→ **OBJECTIVES**
• A. In the FreeBSD SSH prompt thread below, quote the passage starting at "# how to change" and ending at "who they are.".
• B. Condense the paragraph beginning "I am new to FreeBSD" in the FreeBSD SSH prompt thread below into a short bulleted list that keeps its main facts.
• C. Carry on the FreeBSD SSH prompt thread below from its last line.
— START DOCUMENT SEGMENT —
# how to change user from $ to their name when ssh login



## Bill James (Feb 28, 2017)

hello folks,

I am new to FreeBSD and need for help from advanced person here 
I have a trouble with ssh appearance in my machine. I using FreeBSD10.3-STABLE platform.
When I login the machine with ssh using root password, the machine print: *root@mymachine*
But when I login with user to machine (standard user that created by adduser) it's always print as "*$*" instead of: *user@mymachine*
Could someone help me, its confuse when multiple user are connect because when user do login by ssh, they print as "$" and no notice who they are.

Thanks,

Bill


----------



## SirDice (Feb 28, 2017)

Set your user's shell to tcsh(1), it has the same prompt.


----------



## Bill James (Feb 28, 2017)

SirDice...
Thank you for your help. i works...
I appreciate it ...


----------



## jdakhayman (Feb 28, 2017)
— END DOCUMENT SEGMENT —
— START SOURCE EXCERPT —
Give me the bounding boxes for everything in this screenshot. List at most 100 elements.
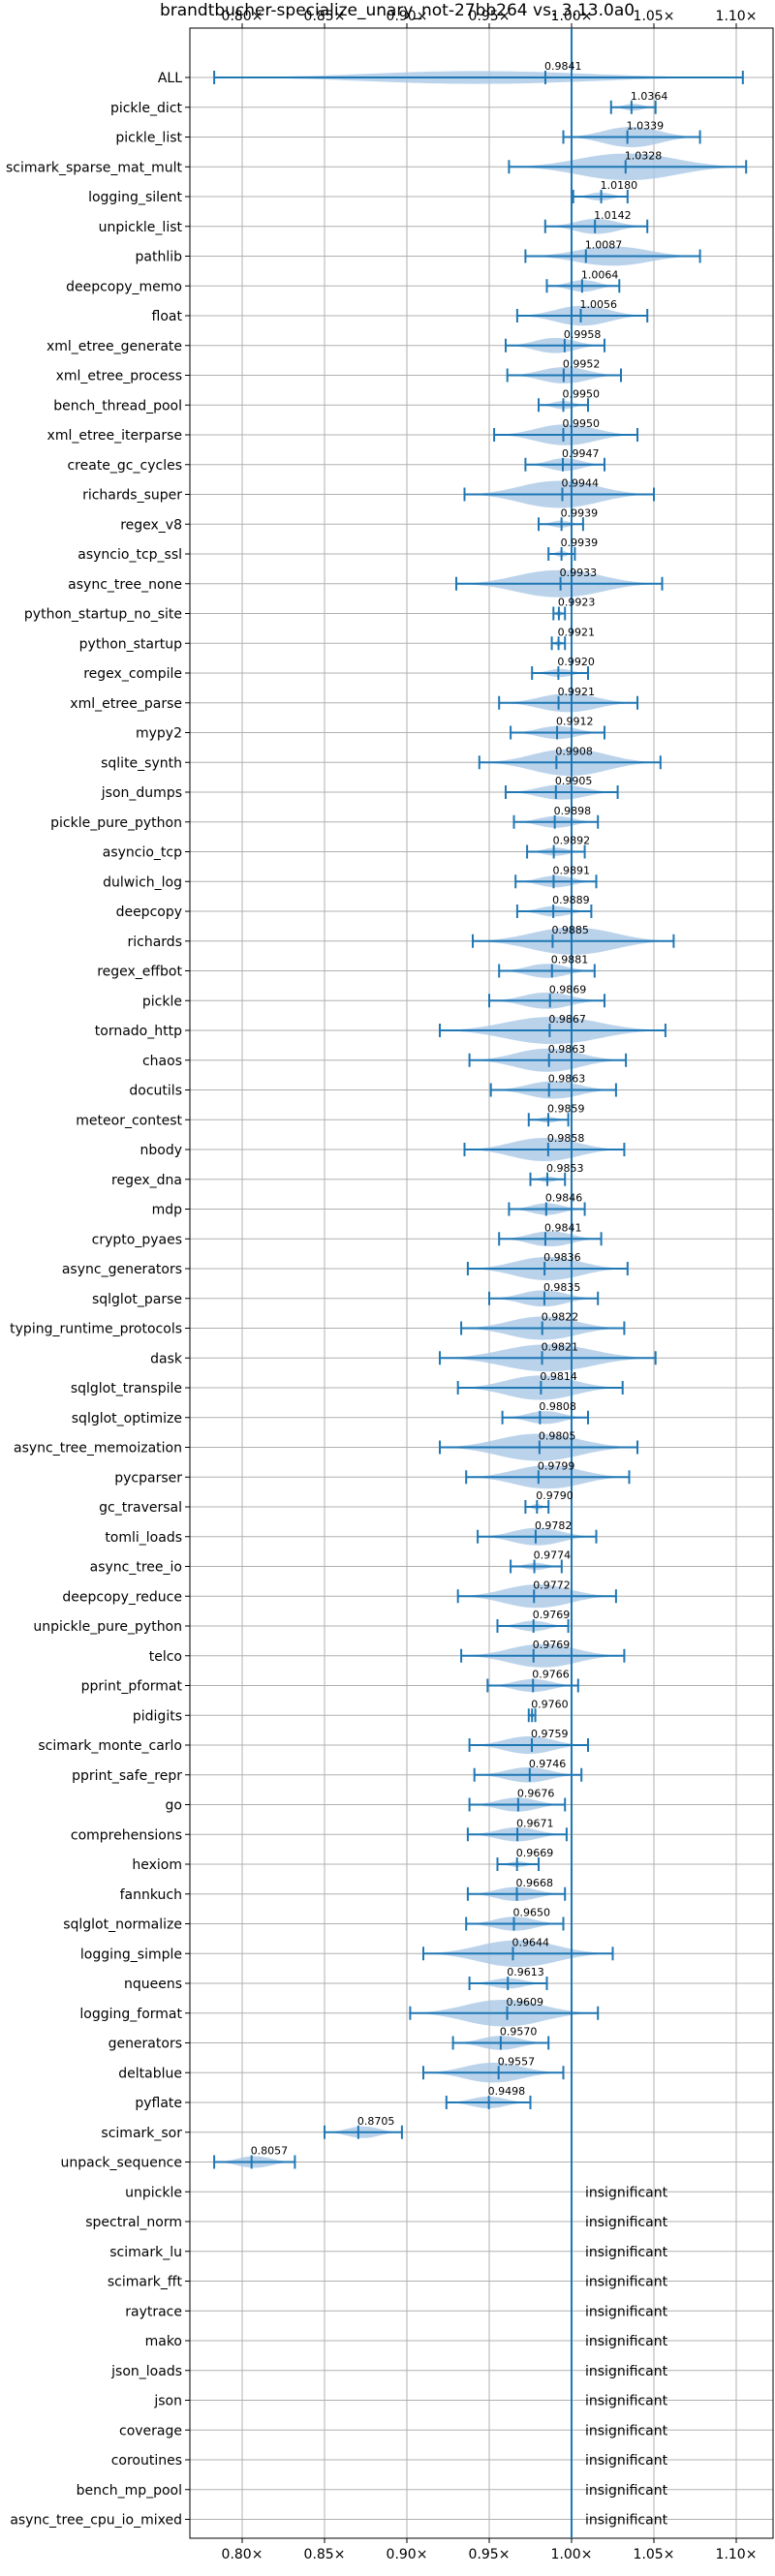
— END SOURCE EXCERPT —
→ **RESPONSES FOR EACH TASK**
• A.
# how to change user from $ to their name when ssh login



## Bill James (Feb 28, 2017)

hello folks,

I am new to FreeBSD and need for help from advanced person here 
I have a trouble with ssh appearance in my machine. I using FreeBSD10.3-STABLE platform.
When I login the machine with ssh using root password, the machine print: *root@mymachine*
But when I login with user to machine (standard user that created by adduser) it's always print as "*$*" instead of: *user@mymachine*
Could someone help me, its confuse when multiple user are connect because when user do login by ssh, they print as "$" and no notice who they are.

• B.
- New to FreeBSD and asking for help with how ssh logins appear, on FreeBSD10.3-STABLE.
- An ssh login as root shows the prompt root@mymachine.
- An ssh login as a standard user created by adduser always shows "$" instead of user@mymachine.
- When several users are connected over ssh, the "$" prompt gives no sign of who each one is.

• C.
Also, For security sake. If this machine is open to the internet, please consider disabling direct root login from ssh. Allowing root login is dangerous. I also assume you are only using password authentication only as well.
This can leave you very vulnerable and open to attack and being comprised. Setup the use of RSA key authentication, here is a good guide in doing so https://www.digitalocean.com/commun...-key-based-authentication-on-a-freebsd-server Then, setup a user that is a part of the wheel group, then, either use sudo, or su when you need to elevate privileges.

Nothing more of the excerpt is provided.